[Stored items]
------------------------------------------------------------------------

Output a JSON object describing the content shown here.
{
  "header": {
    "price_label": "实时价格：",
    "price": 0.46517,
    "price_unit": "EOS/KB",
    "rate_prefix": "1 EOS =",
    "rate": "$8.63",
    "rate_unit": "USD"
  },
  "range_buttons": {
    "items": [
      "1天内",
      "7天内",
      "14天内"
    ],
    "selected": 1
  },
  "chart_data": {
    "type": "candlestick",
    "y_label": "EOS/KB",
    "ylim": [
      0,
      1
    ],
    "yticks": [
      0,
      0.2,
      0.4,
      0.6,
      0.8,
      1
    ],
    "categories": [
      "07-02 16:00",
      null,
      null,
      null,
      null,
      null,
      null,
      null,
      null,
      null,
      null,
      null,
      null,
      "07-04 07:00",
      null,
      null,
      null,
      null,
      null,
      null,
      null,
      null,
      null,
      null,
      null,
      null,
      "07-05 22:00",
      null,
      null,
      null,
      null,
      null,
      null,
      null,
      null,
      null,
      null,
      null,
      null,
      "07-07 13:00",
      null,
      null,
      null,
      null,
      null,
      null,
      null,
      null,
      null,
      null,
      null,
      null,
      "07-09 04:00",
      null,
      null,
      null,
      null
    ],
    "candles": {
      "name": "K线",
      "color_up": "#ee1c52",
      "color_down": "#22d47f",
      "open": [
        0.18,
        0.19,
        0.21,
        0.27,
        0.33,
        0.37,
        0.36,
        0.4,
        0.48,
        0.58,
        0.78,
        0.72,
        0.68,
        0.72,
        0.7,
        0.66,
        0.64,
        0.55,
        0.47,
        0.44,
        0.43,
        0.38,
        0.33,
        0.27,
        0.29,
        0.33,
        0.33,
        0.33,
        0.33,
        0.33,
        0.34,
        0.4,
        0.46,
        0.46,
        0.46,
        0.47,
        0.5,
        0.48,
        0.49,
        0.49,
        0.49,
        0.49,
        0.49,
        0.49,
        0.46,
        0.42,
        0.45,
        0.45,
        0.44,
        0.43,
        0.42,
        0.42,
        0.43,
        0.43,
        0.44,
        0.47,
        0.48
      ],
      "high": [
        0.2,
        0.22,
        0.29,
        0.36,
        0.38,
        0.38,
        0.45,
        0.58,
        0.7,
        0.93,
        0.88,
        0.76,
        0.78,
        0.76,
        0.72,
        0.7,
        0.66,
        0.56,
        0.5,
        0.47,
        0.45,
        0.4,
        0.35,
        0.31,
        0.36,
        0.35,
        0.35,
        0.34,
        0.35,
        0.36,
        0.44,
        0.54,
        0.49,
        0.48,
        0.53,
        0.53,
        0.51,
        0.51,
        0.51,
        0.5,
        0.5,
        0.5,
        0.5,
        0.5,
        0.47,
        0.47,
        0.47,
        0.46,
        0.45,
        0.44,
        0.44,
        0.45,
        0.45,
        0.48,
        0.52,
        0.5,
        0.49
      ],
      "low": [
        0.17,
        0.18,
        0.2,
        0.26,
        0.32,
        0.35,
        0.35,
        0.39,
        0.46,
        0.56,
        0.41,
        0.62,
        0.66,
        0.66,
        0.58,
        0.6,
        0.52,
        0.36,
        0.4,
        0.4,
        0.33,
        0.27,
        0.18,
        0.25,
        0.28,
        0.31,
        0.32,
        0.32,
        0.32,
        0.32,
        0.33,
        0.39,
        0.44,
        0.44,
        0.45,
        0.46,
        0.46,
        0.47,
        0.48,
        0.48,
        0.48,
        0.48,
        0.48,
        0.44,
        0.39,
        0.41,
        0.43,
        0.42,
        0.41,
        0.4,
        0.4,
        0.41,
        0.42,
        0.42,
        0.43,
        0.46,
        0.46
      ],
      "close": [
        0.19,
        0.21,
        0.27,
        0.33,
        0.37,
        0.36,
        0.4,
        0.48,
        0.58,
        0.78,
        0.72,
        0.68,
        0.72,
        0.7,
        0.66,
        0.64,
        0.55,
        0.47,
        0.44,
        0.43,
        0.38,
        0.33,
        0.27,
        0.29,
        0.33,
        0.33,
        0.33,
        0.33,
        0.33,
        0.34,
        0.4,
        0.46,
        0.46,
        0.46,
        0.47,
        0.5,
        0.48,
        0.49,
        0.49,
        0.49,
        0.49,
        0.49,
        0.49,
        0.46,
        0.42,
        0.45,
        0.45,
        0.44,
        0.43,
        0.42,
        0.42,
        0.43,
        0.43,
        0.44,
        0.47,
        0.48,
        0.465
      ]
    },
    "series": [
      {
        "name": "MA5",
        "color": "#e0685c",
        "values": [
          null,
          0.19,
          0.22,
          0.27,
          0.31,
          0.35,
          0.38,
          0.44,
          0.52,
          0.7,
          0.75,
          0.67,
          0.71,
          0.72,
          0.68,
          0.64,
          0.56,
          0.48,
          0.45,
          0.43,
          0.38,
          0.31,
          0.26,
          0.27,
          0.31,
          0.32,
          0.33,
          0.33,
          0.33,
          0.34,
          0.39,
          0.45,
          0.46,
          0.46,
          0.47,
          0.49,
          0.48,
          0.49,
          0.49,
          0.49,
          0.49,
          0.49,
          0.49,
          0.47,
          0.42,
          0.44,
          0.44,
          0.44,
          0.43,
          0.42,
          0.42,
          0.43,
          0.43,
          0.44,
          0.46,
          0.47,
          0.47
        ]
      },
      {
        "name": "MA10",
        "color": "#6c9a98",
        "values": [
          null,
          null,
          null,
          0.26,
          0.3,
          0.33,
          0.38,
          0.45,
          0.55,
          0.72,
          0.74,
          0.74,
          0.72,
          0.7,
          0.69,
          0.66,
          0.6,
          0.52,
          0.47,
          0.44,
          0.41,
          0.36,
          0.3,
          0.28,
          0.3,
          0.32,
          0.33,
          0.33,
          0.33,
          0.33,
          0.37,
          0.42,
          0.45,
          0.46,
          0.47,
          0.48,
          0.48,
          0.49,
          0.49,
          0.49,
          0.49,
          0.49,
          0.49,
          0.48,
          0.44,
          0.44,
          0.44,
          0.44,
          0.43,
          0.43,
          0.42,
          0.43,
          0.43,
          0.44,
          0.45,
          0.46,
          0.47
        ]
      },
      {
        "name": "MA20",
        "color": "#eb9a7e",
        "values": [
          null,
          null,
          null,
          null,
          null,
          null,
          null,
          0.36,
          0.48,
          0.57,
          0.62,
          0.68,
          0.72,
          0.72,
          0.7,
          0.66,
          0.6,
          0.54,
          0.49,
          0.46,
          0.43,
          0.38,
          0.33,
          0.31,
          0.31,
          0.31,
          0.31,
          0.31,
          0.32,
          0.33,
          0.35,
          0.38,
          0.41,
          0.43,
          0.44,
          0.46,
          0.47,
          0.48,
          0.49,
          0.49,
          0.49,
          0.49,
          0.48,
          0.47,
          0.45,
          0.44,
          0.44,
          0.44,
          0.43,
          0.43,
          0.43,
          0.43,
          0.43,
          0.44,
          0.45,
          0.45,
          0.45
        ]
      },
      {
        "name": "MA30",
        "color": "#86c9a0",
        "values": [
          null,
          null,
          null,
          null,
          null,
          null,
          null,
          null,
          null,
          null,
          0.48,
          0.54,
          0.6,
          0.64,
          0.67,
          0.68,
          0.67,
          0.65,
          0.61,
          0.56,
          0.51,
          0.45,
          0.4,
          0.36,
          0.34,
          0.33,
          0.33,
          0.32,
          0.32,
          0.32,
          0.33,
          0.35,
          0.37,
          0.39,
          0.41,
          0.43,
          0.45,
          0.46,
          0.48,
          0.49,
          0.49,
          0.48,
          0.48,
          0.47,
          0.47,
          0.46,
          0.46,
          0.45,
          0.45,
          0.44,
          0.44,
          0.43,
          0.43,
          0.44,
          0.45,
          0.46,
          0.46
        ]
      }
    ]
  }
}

------------------------------------------------------------------------

## STATED PROBLEM
Go through the entries and return each line where the word "name" appears.

## EXERCISE OUTPUT
      "name": "K线",
        "name": "MA5",
        "name": "MA10",
        "name": "MA20",
        "name": "MA30",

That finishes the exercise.